*WRITTEN INSTRUCTION*
Among the entries, which lines carry the string "JSON"? Copy each of them.

══════════════════════════════

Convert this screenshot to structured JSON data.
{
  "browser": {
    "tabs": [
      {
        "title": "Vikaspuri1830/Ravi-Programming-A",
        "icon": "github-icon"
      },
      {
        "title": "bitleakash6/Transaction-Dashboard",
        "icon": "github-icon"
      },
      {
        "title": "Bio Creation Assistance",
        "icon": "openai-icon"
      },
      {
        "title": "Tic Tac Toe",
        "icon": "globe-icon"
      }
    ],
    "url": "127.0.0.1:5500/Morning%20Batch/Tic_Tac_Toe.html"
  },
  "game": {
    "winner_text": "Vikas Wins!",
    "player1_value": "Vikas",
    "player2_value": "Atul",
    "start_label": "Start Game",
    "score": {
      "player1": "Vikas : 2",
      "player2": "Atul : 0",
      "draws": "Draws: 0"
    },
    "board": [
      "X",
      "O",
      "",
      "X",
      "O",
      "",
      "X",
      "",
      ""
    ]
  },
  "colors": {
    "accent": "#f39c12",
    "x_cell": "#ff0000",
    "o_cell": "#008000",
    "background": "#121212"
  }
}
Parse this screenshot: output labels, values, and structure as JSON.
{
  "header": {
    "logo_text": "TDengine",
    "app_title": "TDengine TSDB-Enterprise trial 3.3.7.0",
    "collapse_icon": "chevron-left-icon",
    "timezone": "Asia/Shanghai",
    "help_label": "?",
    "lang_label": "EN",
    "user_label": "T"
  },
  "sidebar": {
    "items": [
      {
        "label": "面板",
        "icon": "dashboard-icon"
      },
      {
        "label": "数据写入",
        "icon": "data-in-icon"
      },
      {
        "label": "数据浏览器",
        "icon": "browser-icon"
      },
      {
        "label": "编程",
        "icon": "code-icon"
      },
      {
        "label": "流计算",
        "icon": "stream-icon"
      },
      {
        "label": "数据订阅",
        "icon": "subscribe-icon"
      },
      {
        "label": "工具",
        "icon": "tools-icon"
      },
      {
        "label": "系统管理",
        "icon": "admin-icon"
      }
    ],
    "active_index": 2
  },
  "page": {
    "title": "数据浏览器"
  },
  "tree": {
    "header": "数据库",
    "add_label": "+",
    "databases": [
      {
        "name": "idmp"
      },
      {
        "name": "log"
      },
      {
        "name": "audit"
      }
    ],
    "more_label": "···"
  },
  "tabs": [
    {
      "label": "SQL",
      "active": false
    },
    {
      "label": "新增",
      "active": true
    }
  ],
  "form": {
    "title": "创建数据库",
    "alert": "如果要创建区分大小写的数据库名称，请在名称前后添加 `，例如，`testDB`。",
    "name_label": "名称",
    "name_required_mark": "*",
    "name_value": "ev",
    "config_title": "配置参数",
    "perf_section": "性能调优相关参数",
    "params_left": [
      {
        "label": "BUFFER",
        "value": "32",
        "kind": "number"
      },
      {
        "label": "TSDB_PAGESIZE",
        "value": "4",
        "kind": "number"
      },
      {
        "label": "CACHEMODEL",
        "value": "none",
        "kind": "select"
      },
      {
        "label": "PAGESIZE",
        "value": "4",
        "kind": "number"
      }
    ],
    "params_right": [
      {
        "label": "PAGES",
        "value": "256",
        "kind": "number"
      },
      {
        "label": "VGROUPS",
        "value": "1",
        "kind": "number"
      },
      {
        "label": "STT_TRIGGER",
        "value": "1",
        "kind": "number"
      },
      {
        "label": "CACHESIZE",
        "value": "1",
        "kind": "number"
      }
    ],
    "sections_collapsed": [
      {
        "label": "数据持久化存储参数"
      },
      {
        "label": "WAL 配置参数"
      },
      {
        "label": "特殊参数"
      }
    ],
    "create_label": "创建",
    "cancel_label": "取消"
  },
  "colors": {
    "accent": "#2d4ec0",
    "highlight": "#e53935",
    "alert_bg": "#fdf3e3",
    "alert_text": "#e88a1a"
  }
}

══════════════════════════════

*FINAL RESULT*
Convert this screenshot to structured JSON data.
Parse this screenshot: output labels, values, and structure as JSON.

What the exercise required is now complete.